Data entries
○ ○ ○

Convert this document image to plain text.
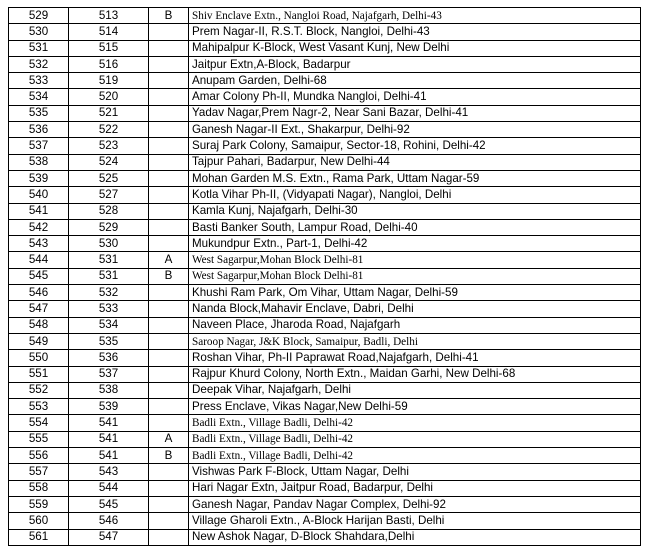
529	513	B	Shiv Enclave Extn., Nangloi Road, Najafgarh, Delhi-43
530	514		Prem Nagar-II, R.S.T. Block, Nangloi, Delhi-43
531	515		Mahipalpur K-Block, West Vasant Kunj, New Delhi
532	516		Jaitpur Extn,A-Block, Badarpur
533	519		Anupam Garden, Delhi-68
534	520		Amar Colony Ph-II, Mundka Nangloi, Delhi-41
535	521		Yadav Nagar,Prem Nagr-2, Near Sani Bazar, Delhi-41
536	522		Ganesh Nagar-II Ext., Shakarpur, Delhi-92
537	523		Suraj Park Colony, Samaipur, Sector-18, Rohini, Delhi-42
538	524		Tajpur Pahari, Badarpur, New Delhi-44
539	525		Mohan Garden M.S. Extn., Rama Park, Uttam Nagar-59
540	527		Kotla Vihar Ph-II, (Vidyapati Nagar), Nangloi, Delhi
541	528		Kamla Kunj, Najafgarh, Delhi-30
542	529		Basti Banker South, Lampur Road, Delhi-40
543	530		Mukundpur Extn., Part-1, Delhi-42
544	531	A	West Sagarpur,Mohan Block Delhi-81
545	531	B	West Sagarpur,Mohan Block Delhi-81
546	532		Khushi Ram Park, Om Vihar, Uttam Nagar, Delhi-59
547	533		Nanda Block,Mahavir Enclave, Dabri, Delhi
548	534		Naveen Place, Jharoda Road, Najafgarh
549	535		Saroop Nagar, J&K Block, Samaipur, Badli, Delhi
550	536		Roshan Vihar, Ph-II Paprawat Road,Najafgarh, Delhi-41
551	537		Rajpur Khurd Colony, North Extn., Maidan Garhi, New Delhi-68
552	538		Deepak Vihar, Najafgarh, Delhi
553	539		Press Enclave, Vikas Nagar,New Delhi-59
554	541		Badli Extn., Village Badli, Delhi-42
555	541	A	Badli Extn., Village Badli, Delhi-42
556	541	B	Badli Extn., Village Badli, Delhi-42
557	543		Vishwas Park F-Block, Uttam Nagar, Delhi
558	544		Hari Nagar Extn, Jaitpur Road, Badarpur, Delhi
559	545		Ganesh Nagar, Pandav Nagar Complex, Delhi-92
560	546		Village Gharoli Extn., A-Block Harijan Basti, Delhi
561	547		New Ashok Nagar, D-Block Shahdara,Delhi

○ ○ ○

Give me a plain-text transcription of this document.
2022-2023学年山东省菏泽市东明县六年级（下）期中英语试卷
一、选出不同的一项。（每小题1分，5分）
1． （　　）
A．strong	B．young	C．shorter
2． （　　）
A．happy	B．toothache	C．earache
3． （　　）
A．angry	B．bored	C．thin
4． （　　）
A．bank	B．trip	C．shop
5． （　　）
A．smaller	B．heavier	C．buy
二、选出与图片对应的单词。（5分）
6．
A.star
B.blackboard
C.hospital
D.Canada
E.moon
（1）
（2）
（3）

○ ○ ○

Exercise:
List all lines holding the string "Badarpur".

Result for this task:
532	516		Jaitpur Extn,A-Block, Badarpur
538	524		Tajpur Pahari, Badarpur, New Delhi-44
558	544		Hari Nagar Extn, Jaitpur Road, Badarpur, Delhi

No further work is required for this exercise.